GOAL A: Pull out every line in the records that contains the string "header", matching case exactly.

Students will be able to subtract to 1,000 without crossing tens or hundreds.
Ask students to determine how many bananas are left. Have students explain their strategy out loud as they solve the problems.
Explain that you can subtract by counting. You first count how many there are in total, this is the first number of the subtraction problem (the minuend). Then you count how many are taken away, which is the second number of the subtraction problem (the subtrahend). When you take the second from the first you are left with the difference. Show this on the interactive whiteboard using the blocks, and discuss the different problems. This includes problems in which the second number (the subtrahend) has hundreds, tens, and ones. Check that students are able to solve a few problems on their own or in pairs with the given problems with blocks.Ask them to say the problem they are solving out loud, and to say the steps they are taking out loud. Next explain that you can solve these subtraction problems in different ways. Show that you can use a number line to subtract. You can also split the subtrahend and take away the hundreds, tens, and ones in steps. You can also choose to take away the subtrahend in one step. Emphasize to students that they should first carefully look at the problem and then decide which method to use, because all of them work, but some are easier to use on different math problems. Ask students to solve a few problems individually or in pairs, explaining their strategy. Finally walk through the steps of a story problem with the class. Explain that you first determine what kind of math problem it is, then you determine which numbers are important for the problem. You say or write the problem and finally solve the problem. Do one story problem as a class and then ask students to solve another individually or in pairs.

SUPPLIED RECORDS:
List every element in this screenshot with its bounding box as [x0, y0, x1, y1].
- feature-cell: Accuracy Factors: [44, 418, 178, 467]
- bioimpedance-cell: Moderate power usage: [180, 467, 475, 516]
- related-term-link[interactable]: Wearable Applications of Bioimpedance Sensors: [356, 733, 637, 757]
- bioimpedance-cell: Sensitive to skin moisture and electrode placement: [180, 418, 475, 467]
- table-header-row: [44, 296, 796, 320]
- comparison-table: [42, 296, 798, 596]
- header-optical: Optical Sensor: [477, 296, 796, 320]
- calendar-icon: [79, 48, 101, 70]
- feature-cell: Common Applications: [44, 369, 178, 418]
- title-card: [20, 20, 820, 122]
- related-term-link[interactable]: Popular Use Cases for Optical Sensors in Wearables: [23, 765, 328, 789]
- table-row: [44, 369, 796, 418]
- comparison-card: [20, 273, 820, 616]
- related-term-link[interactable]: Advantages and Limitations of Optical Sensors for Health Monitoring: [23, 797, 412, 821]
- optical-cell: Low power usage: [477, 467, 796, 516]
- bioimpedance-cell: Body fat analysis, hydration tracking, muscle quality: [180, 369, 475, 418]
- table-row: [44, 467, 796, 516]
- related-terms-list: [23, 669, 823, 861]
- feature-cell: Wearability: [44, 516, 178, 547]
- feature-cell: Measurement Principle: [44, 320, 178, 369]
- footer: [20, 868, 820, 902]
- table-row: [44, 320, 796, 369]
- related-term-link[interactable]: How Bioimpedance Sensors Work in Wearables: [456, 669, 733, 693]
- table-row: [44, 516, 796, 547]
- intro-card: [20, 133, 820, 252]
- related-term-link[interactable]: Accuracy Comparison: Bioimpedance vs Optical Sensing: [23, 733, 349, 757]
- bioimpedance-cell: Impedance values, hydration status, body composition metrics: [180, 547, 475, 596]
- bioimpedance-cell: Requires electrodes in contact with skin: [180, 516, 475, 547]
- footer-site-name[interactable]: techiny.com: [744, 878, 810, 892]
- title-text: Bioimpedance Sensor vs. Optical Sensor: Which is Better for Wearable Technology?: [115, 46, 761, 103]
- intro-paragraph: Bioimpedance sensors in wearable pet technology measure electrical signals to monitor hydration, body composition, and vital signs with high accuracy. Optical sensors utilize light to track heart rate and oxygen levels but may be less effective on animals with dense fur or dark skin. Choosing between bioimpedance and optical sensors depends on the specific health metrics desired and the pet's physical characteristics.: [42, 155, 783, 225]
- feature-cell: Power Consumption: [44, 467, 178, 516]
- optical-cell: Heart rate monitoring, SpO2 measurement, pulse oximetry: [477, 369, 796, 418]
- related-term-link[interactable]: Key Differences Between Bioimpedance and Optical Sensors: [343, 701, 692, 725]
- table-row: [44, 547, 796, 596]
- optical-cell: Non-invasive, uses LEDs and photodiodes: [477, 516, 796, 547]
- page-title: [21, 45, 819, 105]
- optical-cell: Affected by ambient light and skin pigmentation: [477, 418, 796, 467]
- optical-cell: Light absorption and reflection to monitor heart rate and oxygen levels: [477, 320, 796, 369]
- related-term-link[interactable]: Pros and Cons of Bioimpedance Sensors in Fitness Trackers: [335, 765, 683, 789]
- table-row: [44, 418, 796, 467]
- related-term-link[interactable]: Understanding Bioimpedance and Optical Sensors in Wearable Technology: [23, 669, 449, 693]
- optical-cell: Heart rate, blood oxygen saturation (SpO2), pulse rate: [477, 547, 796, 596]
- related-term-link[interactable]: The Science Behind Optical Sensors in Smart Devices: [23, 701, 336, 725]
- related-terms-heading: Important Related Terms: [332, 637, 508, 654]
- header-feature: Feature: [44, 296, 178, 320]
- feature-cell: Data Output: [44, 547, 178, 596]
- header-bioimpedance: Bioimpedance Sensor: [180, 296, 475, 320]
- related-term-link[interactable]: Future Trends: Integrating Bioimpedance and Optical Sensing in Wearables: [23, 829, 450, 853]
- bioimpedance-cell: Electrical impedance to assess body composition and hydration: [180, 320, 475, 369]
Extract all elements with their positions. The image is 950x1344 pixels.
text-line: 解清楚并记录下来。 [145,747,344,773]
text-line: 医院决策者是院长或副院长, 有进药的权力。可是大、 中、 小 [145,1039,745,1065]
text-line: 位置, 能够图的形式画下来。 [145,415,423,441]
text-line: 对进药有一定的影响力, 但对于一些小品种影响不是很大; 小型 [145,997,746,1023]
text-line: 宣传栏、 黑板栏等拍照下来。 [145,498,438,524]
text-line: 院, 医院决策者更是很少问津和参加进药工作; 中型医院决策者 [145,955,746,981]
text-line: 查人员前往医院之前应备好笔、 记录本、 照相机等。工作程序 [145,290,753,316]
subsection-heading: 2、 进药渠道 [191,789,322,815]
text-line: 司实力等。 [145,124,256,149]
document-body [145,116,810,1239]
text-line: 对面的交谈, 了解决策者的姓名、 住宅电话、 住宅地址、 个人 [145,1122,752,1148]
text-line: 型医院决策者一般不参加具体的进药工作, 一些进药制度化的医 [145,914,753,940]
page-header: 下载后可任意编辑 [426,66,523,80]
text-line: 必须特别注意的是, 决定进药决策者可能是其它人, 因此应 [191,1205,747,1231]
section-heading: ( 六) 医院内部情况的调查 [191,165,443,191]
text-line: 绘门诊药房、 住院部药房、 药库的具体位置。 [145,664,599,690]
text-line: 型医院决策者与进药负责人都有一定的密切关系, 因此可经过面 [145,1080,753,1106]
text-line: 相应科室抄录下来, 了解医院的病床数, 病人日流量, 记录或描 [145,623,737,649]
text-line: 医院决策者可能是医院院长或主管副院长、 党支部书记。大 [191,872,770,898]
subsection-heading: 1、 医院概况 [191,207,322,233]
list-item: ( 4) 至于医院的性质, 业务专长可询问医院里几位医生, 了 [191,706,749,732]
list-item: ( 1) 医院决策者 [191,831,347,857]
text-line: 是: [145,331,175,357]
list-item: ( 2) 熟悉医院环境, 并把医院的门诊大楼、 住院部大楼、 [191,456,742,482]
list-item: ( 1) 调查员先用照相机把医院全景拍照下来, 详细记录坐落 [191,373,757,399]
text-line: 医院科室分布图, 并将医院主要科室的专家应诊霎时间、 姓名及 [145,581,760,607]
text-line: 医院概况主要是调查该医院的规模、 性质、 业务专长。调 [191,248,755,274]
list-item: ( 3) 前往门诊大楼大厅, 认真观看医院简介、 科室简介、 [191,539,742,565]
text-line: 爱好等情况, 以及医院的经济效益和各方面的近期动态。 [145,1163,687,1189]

GOAL B: Write out the passage from the subtraction lesson from "Students will be" to "solve the problems.", word for word.

EXERCISE ANSWER A:
- table-header-row: [44, 296, 796, 320]
- header-optical: Optical Sensor: [477, 296, 796, 320]
- header-feature: Feature: [44, 296, 178, 320]
- header-bioimpedance: Bioimpedance Sensor: [180, 296, 475, 320]
page-header: 下载后可任意编辑 [426,66,523,80]

EXERCISE ANSWER B:
Students will be able to subtract to 1,000 without crossing tens or hundreds.
Ask students to determine how many bananas are left. Have students explain their strategy out loud as they solve the problems.